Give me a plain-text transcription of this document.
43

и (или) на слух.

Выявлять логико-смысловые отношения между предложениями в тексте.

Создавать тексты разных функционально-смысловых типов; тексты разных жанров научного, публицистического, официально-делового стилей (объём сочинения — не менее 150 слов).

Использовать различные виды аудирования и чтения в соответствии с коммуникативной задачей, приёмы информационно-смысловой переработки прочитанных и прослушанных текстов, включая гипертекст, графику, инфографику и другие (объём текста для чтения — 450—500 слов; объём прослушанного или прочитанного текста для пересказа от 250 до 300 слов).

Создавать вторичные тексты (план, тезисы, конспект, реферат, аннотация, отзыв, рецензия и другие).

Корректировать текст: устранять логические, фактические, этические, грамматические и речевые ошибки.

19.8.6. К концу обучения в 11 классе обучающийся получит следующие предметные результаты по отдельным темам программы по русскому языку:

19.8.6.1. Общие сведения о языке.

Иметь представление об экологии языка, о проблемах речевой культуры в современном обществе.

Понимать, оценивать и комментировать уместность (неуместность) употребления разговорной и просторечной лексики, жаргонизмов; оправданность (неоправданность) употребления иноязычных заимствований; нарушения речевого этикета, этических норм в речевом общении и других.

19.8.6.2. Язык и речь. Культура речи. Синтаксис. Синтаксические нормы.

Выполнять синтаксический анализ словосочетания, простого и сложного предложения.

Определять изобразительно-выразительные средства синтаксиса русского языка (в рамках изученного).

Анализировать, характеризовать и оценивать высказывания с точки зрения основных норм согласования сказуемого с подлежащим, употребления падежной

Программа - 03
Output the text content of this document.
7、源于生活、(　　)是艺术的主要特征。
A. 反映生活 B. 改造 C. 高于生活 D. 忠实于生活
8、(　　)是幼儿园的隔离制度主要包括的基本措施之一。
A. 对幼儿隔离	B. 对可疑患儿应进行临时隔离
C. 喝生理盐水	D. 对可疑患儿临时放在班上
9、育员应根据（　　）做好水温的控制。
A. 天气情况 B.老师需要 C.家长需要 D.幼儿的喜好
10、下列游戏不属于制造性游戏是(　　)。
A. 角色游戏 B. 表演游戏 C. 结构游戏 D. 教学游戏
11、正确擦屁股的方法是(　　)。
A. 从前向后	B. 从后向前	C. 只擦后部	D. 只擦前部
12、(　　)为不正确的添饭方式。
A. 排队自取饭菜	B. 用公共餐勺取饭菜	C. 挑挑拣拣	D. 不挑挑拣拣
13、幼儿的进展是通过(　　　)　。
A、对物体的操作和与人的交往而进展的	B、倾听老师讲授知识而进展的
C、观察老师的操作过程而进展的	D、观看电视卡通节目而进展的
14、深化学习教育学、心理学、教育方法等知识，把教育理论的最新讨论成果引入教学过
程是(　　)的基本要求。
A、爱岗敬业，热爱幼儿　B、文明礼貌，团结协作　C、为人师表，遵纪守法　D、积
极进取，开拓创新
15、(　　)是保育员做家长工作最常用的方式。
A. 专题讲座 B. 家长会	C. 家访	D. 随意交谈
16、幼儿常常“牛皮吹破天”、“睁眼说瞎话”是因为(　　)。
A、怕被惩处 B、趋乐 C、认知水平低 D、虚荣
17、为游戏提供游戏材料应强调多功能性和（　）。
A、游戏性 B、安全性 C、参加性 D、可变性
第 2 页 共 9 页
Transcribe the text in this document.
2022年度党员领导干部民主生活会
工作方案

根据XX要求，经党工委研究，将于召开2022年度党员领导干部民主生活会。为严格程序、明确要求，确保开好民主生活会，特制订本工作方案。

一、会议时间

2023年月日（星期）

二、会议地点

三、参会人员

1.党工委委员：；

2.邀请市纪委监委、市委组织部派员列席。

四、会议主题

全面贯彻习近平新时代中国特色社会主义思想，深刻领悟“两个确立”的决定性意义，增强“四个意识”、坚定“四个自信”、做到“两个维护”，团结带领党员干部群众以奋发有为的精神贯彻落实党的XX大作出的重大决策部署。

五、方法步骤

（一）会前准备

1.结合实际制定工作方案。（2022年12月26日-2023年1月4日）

= = =

Instruction:
Starting with the line that contains "Output the text content of this document.", print each line through the last one in the listing. Include both end lines and add nothing.

Answer:
Output the text content of this document.
7、源于生活、(　　)是艺术的主要特征。
A. 反映生活 B. 改造 C. 高于生活 D. 忠实于生活
8、(　　)是幼儿园的隔离制度主要包括的基本措施之一。
A. 对幼儿隔离	B. 对可疑患儿应进行临时隔离
C. 喝生理盐水	D. 对可疑患儿临时放在班上
9、育员应根据（　　）做好水温的控制。
A. 天气情况 B.老师需要 C.家长需要 D.幼儿的喜好
10、下列游戏不属于制造性游戏是(　　)。
A. 角色游戏 B. 表演游戏 C. 结构游戏 D. 教学游戏
11、正确擦屁股的方法是(　　)。
A. 从前向后	B. 从后向前	C. 只擦后部	D. 只擦前部
12、(　　)为不正确的添饭方式。
A. 排队自取饭菜	B. 用公共餐勺取饭菜	C. 挑挑拣拣	D. 不挑挑拣拣
13、幼儿的进展是通过(　　　)　。
A、对物体的操作和与人的交往而进展的	B、倾听老师讲授知识而进展的
C、观察老师的操作过程而进展的	D、观看电视卡通节目而进展的
14、深化学习教育学、心理学、教育方法等知识，把教育理论的最新讨论成果引入教学过
程是(　　)的基本要求。
A、爱岗敬业，热爱幼儿　B、文明礼貌，团结协作　C、为人师表，遵纪守法　D、积
极进取，开拓创新
15、(　　)是保育员做家长工作最常用的方式。
A. 专题讲座 B. 家长会	C. 家访	D. 随意交谈
16、幼儿常常“牛皮吹破天”、“睁眼说瞎话”是因为(　　)。
A、怕被惩处 B、趋乐 C、认知水平低 D、虚荣
17、为游戏提供游戏材料应强调多功能性和（　）。
A、游戏性 B、安全性 C、参加性 D、可变性
第 2 页 共 9 页
Transcribe the text in this document.
2022年度党员领导干部民主生活会
工作方案

根据XX要求，经党工委研究，将于召开2022年度党员领导干部民主生活会。为严格程序、明确要求，确保开好民主生活会，特制订本工作方案。

一、会议时间

2023年月日（星期）

二、会议地点

三、参会人员

1.党工委委员：；

2.邀请市纪委监委、市委组织部派员列席。

四、会议主题

全面贯彻习近平新时代中国特色社会主义思想，深刻领悟“两个确立”的决定性意义，增强“四个意识”、坚定“四个自信”、做到“两个维护”，团结带领党员干部群众以奋发有为的精神贯彻落实党的XX大作出的重大决策部署。

五、方法步骤

（一）会前准备

1.结合实际制定工作方案。（2022年12月26日-2023年1月4日）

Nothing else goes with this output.